--- begin Dataset entries ---
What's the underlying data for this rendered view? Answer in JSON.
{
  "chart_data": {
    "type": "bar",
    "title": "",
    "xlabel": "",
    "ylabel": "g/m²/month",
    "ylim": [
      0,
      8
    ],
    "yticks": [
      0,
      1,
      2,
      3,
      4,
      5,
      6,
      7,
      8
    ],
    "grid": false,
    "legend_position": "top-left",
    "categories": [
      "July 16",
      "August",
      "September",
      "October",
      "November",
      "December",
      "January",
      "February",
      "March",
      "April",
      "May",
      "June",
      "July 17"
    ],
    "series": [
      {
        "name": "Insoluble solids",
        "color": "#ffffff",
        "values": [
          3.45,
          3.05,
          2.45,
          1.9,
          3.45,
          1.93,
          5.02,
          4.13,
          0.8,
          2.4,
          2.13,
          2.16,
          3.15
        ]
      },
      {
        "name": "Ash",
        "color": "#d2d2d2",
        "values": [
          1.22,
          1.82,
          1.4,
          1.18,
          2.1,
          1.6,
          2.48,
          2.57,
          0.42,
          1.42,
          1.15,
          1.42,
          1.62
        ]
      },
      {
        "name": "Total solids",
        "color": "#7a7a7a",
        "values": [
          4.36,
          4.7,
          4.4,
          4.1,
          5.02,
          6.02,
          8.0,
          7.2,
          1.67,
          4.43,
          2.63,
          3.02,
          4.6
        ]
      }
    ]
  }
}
--- end Dataset entries ---
• To do: Return all of the entries word for word.

• Output of the exercise:
What's the underlying data for this rendered view? Answer in JSON.
{
  "chart_data": {
    "type": "bar",
    "title": "",
    "xlabel": "",
    "ylabel": "g/m²/month",
    "ylim": [
      0,
      8
    ],
    "yticks": [
      0,
      1,
      2,
      3,
      4,
      5,
      6,
      7,
      8
    ],
    "grid": false,
    "legend_position": "top-left",
    "categories": [
      "July 16",
      "August",
      "September",
      "October",
      "November",
      "December",
      "January",
      "February",
      "March",
      "April",
      "May",
      "June",
      "July 17"
    ],
    "series": [
      {
        "name": "Insoluble solids",
        "color": "#ffffff",
        "values": [
          3.45,
          3.05,
          2.45,
          1.9,
          3.45,
          1.93,
          5.02,
          4.13,
          0.8,
          2.4,
          2.13,
          2.16,
          3.15
        ]
      },
      {
        "name": "Ash",
        "color": "#d2d2d2",
        "values": [
          1.22,
          1.82,
          1.4,
          1.18,
          2.1,
          1.6,
          2.48,
          2.57,
          0.42,
          1.42,
          1.15,
          1.42,
          1.62
        ]
      },
      {
        "name": "Total solids",
        "color": "#7a7a7a",
        "values": [
          4.36,
          4.7,
          4.4,
          4.1,
          5.02,
          6.02,
          8.0,
          7.2,
          1.67,
          4.43,
          2.63,
          3.02,
          4.6
        ]
      }
    ]
  }
}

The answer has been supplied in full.